[Data entries]
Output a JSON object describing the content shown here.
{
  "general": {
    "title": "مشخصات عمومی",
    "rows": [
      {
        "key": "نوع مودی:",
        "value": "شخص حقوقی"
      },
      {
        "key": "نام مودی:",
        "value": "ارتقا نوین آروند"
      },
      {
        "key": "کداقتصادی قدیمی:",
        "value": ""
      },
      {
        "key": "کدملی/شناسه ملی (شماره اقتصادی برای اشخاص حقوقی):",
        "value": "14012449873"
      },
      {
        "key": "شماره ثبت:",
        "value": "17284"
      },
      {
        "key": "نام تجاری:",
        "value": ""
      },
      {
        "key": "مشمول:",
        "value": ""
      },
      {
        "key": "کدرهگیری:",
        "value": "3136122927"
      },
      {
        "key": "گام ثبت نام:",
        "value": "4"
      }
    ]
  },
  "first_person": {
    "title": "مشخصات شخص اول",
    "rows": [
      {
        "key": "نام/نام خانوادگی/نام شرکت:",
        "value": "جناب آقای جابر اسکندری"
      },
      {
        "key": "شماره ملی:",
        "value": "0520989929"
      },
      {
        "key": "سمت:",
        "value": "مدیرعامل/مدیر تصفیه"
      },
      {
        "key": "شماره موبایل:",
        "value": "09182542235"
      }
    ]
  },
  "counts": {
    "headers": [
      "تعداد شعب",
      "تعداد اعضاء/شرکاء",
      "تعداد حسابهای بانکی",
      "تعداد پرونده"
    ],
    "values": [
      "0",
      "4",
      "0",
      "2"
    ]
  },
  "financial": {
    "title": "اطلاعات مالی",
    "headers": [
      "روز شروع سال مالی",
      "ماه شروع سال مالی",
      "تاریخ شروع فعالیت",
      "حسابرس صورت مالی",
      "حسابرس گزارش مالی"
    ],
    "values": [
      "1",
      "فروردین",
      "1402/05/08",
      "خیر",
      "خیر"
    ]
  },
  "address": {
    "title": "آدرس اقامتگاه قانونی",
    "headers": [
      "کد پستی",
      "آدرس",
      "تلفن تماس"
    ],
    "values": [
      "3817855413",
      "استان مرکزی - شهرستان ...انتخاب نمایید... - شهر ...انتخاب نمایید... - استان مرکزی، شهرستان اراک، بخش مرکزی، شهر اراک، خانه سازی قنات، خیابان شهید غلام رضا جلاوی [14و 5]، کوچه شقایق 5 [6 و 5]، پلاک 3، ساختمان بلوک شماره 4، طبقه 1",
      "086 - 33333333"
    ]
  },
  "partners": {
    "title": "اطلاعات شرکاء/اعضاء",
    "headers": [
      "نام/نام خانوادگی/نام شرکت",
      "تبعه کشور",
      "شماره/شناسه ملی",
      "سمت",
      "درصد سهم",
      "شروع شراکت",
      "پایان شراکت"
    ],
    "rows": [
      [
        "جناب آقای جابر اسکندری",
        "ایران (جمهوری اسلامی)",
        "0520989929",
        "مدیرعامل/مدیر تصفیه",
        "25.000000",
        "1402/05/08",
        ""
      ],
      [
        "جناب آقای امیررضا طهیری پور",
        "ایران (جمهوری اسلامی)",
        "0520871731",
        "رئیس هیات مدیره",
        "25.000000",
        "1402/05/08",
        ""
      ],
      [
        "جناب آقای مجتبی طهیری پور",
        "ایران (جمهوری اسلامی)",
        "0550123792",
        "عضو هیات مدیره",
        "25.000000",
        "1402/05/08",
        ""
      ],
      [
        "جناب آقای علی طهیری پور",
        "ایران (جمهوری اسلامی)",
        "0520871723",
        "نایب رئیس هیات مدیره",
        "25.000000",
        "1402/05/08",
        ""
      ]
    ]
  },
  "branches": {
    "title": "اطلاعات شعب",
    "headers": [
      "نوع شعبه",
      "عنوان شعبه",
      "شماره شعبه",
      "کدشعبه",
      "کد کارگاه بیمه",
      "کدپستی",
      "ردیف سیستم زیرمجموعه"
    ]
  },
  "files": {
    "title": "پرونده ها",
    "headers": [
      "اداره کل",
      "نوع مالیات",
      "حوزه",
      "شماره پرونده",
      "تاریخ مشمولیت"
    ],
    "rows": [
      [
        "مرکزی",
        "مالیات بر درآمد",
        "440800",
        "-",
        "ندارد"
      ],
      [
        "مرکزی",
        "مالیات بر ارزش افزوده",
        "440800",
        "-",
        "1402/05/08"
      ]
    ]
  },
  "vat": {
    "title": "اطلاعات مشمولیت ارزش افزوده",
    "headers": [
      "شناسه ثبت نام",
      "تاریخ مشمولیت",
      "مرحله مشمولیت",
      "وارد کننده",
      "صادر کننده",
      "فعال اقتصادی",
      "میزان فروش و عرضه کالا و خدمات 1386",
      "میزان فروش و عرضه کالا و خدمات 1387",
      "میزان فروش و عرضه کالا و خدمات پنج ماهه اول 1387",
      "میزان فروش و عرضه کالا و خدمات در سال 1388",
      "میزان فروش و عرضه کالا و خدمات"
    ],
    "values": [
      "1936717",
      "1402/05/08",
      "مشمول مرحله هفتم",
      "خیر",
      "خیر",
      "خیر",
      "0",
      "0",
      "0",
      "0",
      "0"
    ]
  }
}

Exercise prompt:
Identify the lines above that contain the word "تصفیه", then copy them.

Exercise output:
        "value": "مدیرعامل/مدیر تصفیه"
        "مدیرعامل/مدیر تصفیه",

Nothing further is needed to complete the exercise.